Using the listing below, copy every line that mentions "Control".

>>>

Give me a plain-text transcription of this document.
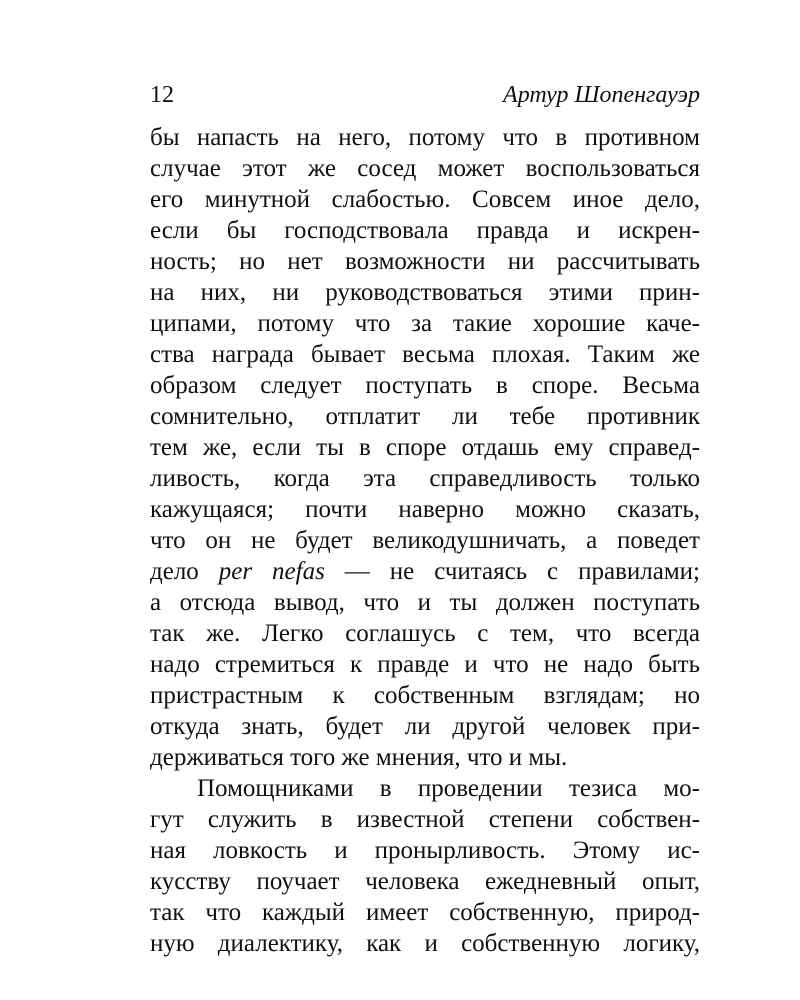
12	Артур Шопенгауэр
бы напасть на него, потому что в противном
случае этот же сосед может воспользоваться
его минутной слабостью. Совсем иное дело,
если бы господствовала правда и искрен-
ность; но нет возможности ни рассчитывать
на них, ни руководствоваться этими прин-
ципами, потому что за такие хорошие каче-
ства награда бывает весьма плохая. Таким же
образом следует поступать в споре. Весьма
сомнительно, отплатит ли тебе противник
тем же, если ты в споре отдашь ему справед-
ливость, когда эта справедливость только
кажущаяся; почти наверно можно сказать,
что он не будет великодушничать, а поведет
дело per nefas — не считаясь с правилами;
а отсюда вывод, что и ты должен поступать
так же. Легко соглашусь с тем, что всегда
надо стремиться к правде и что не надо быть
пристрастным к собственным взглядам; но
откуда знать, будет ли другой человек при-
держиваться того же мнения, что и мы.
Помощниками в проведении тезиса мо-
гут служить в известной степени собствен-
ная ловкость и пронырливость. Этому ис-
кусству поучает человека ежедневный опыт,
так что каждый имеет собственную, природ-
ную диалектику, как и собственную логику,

<<<
>>>

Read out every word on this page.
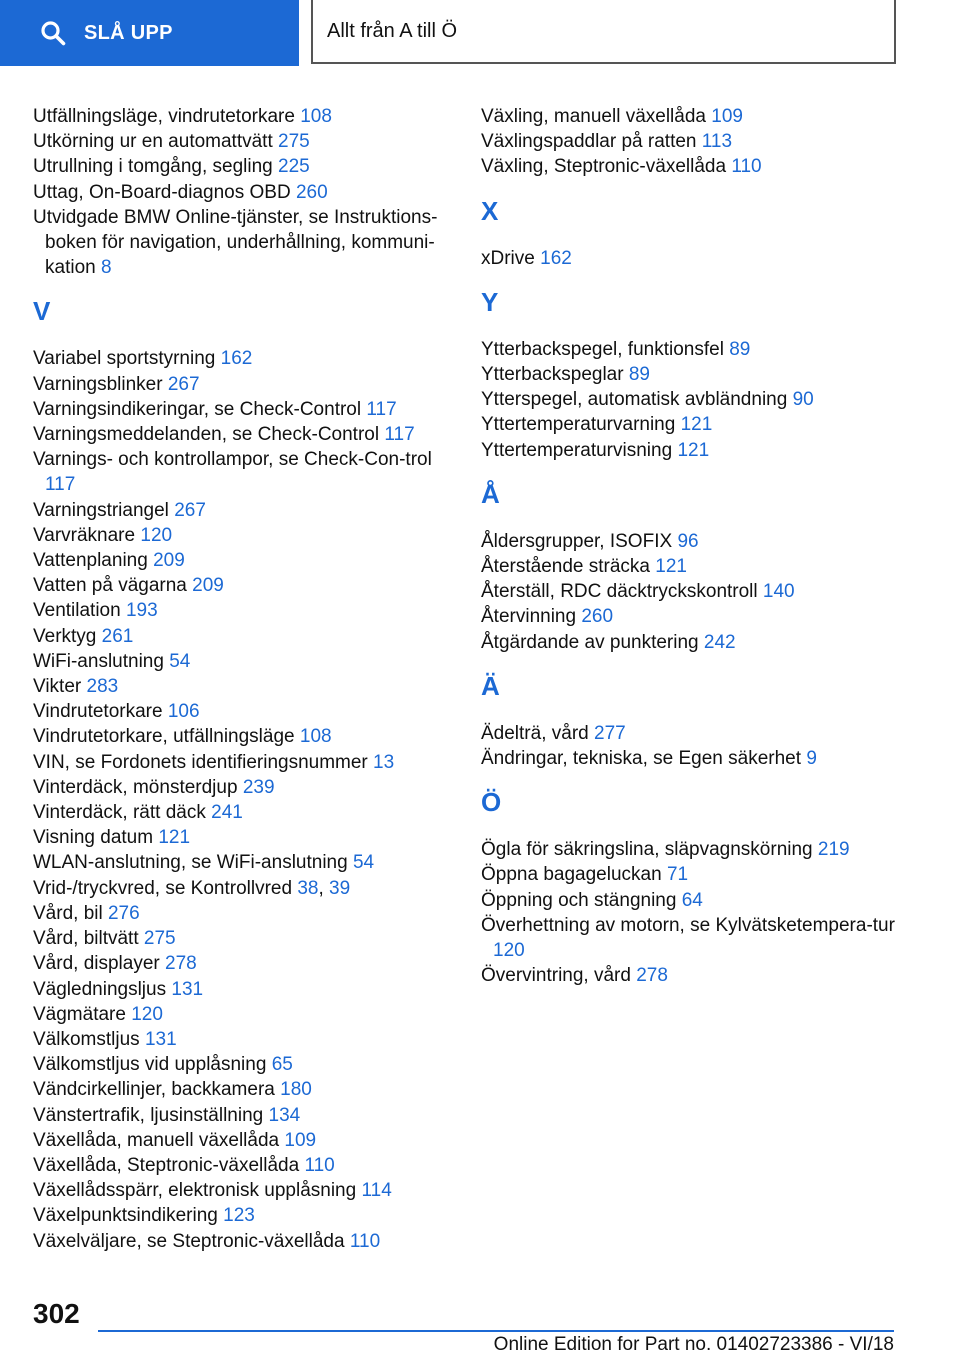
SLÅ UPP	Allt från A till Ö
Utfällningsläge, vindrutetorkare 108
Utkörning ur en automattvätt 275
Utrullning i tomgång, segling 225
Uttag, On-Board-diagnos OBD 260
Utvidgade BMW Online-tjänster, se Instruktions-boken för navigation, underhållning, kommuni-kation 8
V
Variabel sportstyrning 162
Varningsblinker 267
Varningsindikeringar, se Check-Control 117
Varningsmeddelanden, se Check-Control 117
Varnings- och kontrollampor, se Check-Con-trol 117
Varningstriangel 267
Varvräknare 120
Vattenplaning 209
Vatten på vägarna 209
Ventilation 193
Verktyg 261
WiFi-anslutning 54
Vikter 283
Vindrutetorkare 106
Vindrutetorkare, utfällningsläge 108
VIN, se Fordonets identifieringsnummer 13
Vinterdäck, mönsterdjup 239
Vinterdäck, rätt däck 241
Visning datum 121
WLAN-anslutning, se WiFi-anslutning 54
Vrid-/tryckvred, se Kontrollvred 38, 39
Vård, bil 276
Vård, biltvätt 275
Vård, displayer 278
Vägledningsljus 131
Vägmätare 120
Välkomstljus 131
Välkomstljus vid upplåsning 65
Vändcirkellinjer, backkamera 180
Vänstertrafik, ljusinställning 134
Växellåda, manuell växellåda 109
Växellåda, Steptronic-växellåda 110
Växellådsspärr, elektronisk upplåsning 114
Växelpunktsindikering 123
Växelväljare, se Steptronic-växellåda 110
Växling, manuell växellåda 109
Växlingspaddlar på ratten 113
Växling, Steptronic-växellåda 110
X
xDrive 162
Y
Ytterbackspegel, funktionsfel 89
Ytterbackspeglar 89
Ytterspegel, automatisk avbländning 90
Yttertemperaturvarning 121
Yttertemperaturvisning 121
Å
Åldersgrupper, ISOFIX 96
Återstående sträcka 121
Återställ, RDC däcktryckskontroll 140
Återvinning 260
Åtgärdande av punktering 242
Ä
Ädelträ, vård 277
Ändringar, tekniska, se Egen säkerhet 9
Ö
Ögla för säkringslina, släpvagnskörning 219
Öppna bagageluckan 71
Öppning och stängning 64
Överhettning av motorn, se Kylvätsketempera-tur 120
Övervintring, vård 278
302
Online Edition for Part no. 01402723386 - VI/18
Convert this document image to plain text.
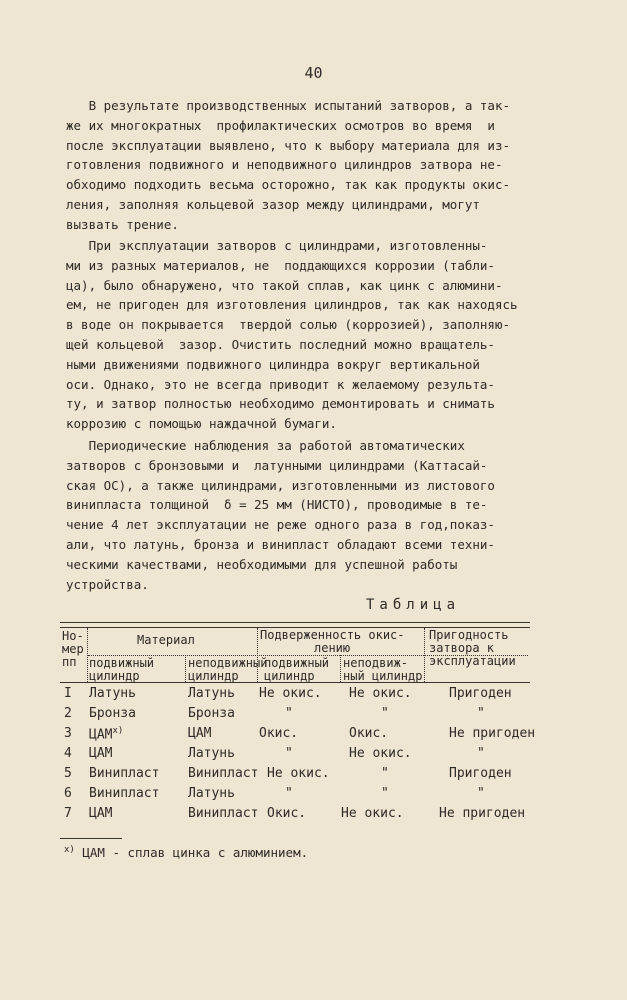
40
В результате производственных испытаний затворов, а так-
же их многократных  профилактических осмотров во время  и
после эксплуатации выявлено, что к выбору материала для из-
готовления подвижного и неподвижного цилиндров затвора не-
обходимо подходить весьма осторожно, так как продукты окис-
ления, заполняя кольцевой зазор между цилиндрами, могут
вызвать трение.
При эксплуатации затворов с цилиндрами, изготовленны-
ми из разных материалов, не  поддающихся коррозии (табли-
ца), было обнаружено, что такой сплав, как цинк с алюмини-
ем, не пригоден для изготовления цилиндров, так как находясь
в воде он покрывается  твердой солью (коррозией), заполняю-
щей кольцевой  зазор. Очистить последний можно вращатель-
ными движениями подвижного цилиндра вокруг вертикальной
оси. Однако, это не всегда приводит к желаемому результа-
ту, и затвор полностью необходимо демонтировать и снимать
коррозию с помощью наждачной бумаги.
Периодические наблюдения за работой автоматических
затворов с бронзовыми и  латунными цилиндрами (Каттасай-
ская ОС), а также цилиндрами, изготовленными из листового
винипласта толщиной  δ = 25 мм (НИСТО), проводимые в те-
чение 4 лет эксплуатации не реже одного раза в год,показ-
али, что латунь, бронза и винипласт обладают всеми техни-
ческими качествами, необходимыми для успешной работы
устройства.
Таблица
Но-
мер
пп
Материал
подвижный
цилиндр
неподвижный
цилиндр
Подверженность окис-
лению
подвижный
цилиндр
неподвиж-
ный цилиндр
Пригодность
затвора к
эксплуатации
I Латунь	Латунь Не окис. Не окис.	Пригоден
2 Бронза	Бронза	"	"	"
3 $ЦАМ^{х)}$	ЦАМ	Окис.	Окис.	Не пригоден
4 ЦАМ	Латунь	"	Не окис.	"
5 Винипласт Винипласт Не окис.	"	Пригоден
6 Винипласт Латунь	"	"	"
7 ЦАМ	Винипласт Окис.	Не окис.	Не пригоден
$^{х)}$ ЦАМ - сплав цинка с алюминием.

<<<

Response to the exercise:
Varningsindikeringar, se Check-Control 117
Varningsmeddelanden, se Check-Control 117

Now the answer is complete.